Task prompt ▸
Output every line below exactly.

Source material ▸
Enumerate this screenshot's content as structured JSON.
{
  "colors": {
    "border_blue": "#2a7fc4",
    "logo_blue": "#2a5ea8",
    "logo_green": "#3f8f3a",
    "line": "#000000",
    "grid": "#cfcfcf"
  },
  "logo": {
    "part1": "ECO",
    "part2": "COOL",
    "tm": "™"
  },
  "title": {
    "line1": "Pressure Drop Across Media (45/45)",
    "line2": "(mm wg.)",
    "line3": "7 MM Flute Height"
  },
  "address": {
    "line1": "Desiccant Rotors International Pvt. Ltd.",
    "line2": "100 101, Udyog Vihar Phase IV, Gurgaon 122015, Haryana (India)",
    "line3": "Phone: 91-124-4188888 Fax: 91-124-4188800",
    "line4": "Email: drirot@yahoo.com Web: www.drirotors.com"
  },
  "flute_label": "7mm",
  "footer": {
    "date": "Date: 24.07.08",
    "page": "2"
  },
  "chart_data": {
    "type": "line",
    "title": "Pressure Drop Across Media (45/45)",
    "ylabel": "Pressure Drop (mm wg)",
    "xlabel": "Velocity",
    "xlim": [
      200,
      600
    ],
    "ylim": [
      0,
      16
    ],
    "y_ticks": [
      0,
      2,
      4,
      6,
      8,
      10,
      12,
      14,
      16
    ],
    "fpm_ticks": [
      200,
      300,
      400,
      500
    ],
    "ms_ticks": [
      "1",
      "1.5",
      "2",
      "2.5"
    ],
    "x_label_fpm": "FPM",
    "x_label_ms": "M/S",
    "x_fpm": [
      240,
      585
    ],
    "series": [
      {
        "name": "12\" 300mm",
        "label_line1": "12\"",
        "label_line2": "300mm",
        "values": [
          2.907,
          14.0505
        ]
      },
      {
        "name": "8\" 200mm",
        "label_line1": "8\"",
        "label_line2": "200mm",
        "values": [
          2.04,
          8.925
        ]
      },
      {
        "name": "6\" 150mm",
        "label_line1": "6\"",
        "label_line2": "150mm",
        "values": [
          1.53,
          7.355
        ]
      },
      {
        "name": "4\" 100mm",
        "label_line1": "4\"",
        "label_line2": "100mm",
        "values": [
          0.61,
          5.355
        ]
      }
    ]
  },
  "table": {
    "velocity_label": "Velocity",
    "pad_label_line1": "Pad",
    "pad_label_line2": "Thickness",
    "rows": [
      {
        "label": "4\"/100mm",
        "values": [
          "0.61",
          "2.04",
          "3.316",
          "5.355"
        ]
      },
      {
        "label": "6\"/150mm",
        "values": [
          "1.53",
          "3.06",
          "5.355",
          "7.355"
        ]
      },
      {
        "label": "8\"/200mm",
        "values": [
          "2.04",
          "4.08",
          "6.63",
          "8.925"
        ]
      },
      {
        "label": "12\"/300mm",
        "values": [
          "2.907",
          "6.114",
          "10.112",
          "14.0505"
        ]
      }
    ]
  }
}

Exercise response ▸
Enumerate this screenshot's content as structured JSON.
{
  "colors": {
    "border_blue": "#2a7fc4",
    "logo_blue": "#2a5ea8",
    "logo_green": "#3f8f3a",
    "line": "#000000",
    "grid": "#cfcfcf"
  },
  "logo": {
    "part1": "ECO",
    "part2": "COOL",
    "tm": "™"
  },
  "title": {
    "line1": "Pressure Drop Across Media (45/45)",
    "line2": "(mm wg.)",
    "line3": "7 MM Flute Height"
  },
  "address": {
    "line1": "Desiccant Rotors International Pvt. Ltd.",
    "line2": "100 101, Udyog Vihar Phase IV, Gurgaon 122015, Haryana (India)",
    "line3": "Phone: 91-124-4188888 Fax: 91-124-4188800",
    "line4": "Email: drirot@yahoo.com Web: www.drirotors.com"
  },
  "flute_label": "7mm",
  "footer": {
    "date": "Date: 24.07.08",
    "page": "2"
  },
  "chart_data": {
    "type": "line",
    "title": "Pressure Drop Across Media (45/45)",
    "ylabel": "Pressure Drop (mm wg)",
    "xlabel": "Velocity",
    "xlim": [
      200,
      600
    ],
    "ylim": [
      0,
      16
    ],
    "y_ticks": [
      0,
      2,
      4,
      6,
      8,
      10,
      12,
      14,
      16
    ],
    "fpm_ticks": [
      200,
      300,
      400,
      500
    ],
    "ms_ticks": [
      "1",
      "1.5",
      "2",
      "2.5"
    ],
    "x_label_fpm": "FPM",
    "x_label_ms": "M/S",
    "x_fpm": [
      240,
      585
    ],
    "series": [
      {
        "name": "12\" 300mm",
        "label_line1": "12\"",
        "label_line2": "300mm",
        "values": [
          2.907,
          14.0505
        ]
      },
      {
        "name": "8\" 200mm",
        "label_line1": "8\"",
        "label_line2": "200mm",
        "values": [
          2.04,
          8.925
        ]
      },
      {
        "name": "6\" 150mm",
        "label_line1": "6\"",
        "label_line2": "150mm",
        "values": [
          1.53,
          7.355
        ]
      },
      {
        "name": "4\" 100mm",
        "label_line1": "4\"",
        "label_line2": "100mm",
        "values": [
          0.61,
          5.355
        ]
      }
    ]
  },
  "table": {
    "velocity_label": "Velocity",
    "pad_label_line1": "Pad",
    "pad_label_line2": "Thickness",
    "rows": [
      {
        "label": "4\"/100mm",
        "values": [
          "0.61",
          "2.04",
          "3.316",
          "5.355"
        ]
      },
      {
        "label": "6\"/150mm",
        "values": [
          "1.53",
          "3.06",
          "5.355",
          "7.355"
        ]
      },
      {
        "label": "8\"/200mm",
        "values": [
          "2.04",
          "4.08",
          "6.63",
          "8.925"
        ]
      },
      {
        "label": "12\"/300mm",
        "values": [
          "2.907",
          "6.114",
          "10.112",
          "14.0505"
        ]
      }
    ]
  }
}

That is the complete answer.